INSTRUCTION — Print the listing that follows, character for character.

§ §

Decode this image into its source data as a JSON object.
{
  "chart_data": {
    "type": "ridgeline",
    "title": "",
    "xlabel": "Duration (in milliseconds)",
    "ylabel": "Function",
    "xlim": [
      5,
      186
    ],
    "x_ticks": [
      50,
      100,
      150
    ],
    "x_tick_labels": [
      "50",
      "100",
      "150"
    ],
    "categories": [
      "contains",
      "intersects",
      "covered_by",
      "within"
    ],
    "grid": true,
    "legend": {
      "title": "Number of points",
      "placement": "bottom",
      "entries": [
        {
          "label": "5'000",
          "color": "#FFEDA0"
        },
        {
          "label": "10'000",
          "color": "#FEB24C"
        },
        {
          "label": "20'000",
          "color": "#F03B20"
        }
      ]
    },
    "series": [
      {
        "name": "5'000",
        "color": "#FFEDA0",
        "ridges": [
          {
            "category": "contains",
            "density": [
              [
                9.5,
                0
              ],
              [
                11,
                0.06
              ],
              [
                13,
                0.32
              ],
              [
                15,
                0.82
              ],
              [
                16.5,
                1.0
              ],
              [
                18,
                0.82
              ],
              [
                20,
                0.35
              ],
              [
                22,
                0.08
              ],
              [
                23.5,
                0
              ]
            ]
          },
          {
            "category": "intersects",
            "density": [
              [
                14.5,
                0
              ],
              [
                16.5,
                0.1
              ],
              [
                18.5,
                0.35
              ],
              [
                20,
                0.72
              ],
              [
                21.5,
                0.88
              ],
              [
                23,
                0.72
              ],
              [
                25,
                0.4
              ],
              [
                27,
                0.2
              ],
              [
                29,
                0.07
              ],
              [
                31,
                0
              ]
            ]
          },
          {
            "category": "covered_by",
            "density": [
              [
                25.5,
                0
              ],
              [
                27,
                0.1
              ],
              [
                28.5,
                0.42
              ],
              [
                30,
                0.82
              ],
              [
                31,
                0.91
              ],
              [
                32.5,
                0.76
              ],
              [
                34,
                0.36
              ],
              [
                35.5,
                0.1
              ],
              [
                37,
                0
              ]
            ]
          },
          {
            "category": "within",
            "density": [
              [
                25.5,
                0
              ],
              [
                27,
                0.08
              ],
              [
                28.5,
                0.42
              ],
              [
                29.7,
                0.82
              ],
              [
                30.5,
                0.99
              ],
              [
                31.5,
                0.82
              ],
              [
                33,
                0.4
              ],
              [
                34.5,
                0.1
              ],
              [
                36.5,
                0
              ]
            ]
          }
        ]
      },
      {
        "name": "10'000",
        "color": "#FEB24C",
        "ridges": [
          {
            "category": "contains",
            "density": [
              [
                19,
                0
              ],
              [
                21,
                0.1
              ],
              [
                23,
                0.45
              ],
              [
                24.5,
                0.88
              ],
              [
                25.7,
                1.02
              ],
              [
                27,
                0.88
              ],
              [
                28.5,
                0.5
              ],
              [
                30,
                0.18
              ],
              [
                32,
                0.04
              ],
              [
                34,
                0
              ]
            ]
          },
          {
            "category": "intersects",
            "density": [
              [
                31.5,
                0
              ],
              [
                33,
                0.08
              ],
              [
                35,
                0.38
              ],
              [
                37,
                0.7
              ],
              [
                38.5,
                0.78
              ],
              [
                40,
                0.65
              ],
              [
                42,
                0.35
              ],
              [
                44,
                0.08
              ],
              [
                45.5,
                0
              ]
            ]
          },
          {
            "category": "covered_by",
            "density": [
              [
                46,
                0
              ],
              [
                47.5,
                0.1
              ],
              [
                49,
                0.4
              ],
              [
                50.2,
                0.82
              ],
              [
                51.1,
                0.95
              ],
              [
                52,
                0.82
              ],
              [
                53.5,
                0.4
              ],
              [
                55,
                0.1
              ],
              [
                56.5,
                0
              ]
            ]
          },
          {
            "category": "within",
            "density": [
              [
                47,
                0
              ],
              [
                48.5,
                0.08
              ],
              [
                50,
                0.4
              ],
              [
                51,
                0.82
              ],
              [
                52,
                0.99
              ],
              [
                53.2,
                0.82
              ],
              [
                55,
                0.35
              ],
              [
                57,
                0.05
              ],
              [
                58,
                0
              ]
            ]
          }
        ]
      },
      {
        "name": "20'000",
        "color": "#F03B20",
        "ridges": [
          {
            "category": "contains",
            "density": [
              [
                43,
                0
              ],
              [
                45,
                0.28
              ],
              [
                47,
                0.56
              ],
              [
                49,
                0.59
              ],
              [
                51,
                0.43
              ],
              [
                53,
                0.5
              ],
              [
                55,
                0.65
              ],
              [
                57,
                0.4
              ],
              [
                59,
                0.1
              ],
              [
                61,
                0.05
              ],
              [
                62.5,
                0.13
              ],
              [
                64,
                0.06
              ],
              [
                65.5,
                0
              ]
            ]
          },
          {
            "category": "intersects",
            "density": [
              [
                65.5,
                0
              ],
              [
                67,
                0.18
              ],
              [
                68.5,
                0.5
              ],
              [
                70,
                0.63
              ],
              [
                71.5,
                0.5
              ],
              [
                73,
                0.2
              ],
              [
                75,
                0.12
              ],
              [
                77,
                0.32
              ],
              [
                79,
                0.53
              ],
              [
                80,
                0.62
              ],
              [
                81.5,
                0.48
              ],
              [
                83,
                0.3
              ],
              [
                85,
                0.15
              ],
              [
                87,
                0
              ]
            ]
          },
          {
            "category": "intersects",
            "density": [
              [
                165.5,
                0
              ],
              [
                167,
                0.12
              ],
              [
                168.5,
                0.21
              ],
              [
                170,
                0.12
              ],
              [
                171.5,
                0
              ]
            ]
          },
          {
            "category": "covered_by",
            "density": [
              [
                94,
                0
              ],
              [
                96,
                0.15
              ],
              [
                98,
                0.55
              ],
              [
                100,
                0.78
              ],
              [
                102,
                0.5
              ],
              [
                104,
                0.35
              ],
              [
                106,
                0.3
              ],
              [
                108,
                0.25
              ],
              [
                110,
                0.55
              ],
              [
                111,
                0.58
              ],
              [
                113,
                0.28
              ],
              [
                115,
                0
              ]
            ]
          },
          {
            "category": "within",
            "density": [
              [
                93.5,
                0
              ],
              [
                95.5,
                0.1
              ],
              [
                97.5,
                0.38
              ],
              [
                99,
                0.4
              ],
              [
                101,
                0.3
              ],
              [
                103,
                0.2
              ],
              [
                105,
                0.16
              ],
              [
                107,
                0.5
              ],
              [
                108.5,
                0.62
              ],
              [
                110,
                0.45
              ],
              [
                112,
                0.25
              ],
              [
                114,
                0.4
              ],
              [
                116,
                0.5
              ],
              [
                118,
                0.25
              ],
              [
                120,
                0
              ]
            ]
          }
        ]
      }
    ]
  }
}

§ §

IN RESPONSE —
Decode this image into its source data as a JSON object.
{
  "chart_data": {
    "type": "ridgeline",
    "title": "",
    "xlabel": "Duration (in milliseconds)",
    "ylabel": "Function",
    "xlim": [
      5,
      186
    ],
    "x_ticks": [
      50,
      100,
      150
    ],
    "x_tick_labels": [
      "50",
      "100",
      "150"
    ],
    "categories": [
      "contains",
      "intersects",
      "covered_by",
      "within"
    ],
    "grid": true,
    "legend": {
      "title": "Number of points",
      "placement": "bottom",
      "entries": [
        {
          "label": "5'000",
          "color": "#FFEDA0"
        },
        {
          "label": "10'000",
          "color": "#FEB24C"
        },
        {
          "label": "20'000",
          "color": "#F03B20"
        }
      ]
    },
    "series": [
      {
        "name": "5'000",
        "color": "#FFEDA0",
        "ridges": [
          {
            "category": "contains",
            "density": [
              [
                9.5,
                0
              ],
              [
                11,
                0.06
              ],
              [
                13,
                0.32
              ],
              [
                15,
                0.82
              ],
              [
                16.5,
                1.0
              ],
              [
                18,
                0.82
              ],
              [
                20,
                0.35
              ],
              [
                22,
                0.08
              ],
              [
                23.5,
                0
              ]
            ]
          },
          {
            "category": "intersects",
            "density": [
              [
                14.5,
                0
              ],
              [
                16.5,
                0.1
              ],
              [
                18.5,
                0.35
              ],
              [
                20,
                0.72
              ],
              [
                21.5,
                0.88
              ],
              [
                23,
                0.72
              ],
              [
                25,
                0.4
              ],
              [
                27,
                0.2
              ],
              [
                29,
                0.07
              ],
              [
                31,
                0
              ]
            ]
          },
          {
            "category": "covered_by",
            "density": [
              [
                25.5,
                0
              ],
              [
                27,
                0.1
              ],
              [
                28.5,
                0.42
              ],
              [
                30,
                0.82
              ],
              [
                31,
                0.91
              ],
              [
                32.5,
                0.76
              ],
              [
                34,
                0.36
              ],
              [
                35.5,
                0.1
              ],
              [
                37,
                0
              ]
            ]
          },
          {
            "category": "within",
            "density": [
              [
                25.5,
                0
              ],
              [
                27,
                0.08
              ],
              [
                28.5,
                0.42
              ],
              [
                29.7,
                0.82
              ],
              [
                30.5,
                0.99
              ],
              [
                31.5,
                0.82
              ],
              [
                33,
                0.4
              ],
              [
                34.5,
                0.1
              ],
              [
                36.5,
                0
              ]
            ]
          }
        ]
      },
      {
        "name": "10'000",
        "color": "#FEB24C",
        "ridges": [
          {
            "category": "contains",
            "density": [
              [
                19,
                0
              ],
              [
                21,
                0.1
              ],
              [
                23,
                0.45
              ],
              [
                24.5,
                0.88
              ],
              [
                25.7,
                1.02
              ],
              [
                27,
                0.88
              ],
              [
                28.5,
                0.5
              ],
              [
                30,
                0.18
              ],
              [
                32,
                0.04
              ],
              [
                34,
                0
              ]
            ]
          },
          {
            "category": "intersects",
            "density": [
              [
                31.5,
                0
              ],
              [
                33,
                0.08
              ],
              [
                35,
                0.38
              ],
              [
                37,
                0.7
              ],
              [
                38.5,
                0.78
              ],
              [
                40,
                0.65
              ],
              [
                42,
                0.35
              ],
              [
                44,
                0.08
              ],
              [
                45.5,
                0
              ]
            ]
          },
          {
            "category": "covered_by",
            "density": [
              [
                46,
                0
              ],
              [
                47.5,
                0.1
              ],
              [
                49,
                0.4
              ],
              [
                50.2,
                0.82
              ],
              [
                51.1,
                0.95
              ],
              [
                52,
                0.82
              ],
              [
                53.5,
                0.4
              ],
              [
                55,
                0.1
              ],
              [
                56.5,
                0
              ]
            ]
          },
          {
            "category": "within",
            "density": [
              [
                47,
                0
              ],
              [
                48.5,
                0.08
              ],
              [
                50,
                0.4
              ],
              [
                51,
                0.82
              ],
              [
                52,
                0.99
              ],
              [
                53.2,
                0.82
              ],
              [
                55,
                0.35
              ],
              [
                57,
                0.05
              ],
              [
                58,
                0
              ]
            ]
          }
        ]
      },
      {
        "name": "20'000",
        "color": "#F03B20",
        "ridges": [
          {
            "category": "contains",
            "density": [
              [
                43,
                0
              ],
              [
                45,
                0.28
              ],
              [
                47,
                0.56
              ],
              [
                49,
                0.59
              ],
              [
                51,
                0.43
              ],
              [
                53,
                0.5
              ],
              [
                55,
                0.65
              ],
              [
                57,
                0.4
              ],
              [
                59,
                0.1
              ],
              [
                61,
                0.05
              ],
              [
                62.5,
                0.13
              ],
              [
                64,
                0.06
              ],
              [
                65.5,
                0
              ]
            ]
          },
          {
            "category": "intersects",
            "density": [
              [
                65.5,
                0
              ],
              [
                67,
                0.18
              ],
              [
                68.5,
                0.5
              ],
              [
                70,
                0.63
              ],
              [
                71.5,
                0.5
              ],
              [
                73,
                0.2
              ],
              [
                75,
                0.12
              ],
              [
                77,
                0.32
              ],
              [
                79,
                0.53
              ],
              [
                80,
                0.62
              ],
              [
                81.5,
                0.48
              ],
              [
                83,
                0.3
              ],
              [
                85,
                0.15
              ],
              [
                87,
                0
              ]
            ]
          },
          {
            "category": "intersects",
            "density": [
              [
                165.5,
                0
              ],
              [
                167,
                0.12
              ],
              [
                168.5,
                0.21
              ],
              [
                170,
                0.12
              ],
              [
                171.5,
                0
              ]
            ]
          },
          {
            "category": "covered_by",
            "density": [
              [
                94,
                0
              ],
              [
                96,
                0.15
              ],
              [
                98,
                0.55
              ],
              [
                100,
                0.78
              ],
              [
                102,
                0.5
              ],
              [
                104,
                0.35
              ],
              [
                106,
                0.3
              ],
              [
                108,
                0.25
              ],
              [
                110,
                0.55
              ],
              [
                111,
                0.58
              ],
              [
                113,
                0.28
              ],
              [
                115,
                0
              ]
            ]
          },
          {
            "category": "within",
            "density": [
              [
                93.5,
                0
              ],
              [
                95.5,
                0.1
              ],
              [
                97.5,
                0.38
              ],
              [
                99,
                0.4
              ],
              [
                101,
                0.3
              ],
              [
                103,
                0.2
              ],
              [
                105,
                0.16
              ],
              [
                107,
                0.5
              ],
              [
                108.5,
                0.62
              ],
              [
                110,
                0.45
              ],
              [
                112,
                0.25
              ],
              [
                114,
                0.4
              ],
              [
                116,
                0.5
              ],
              [
                118,
                0.25
              ],
              [
                120,
                0
              ]
            ]
          }
        ]
      }
    ]
  }
}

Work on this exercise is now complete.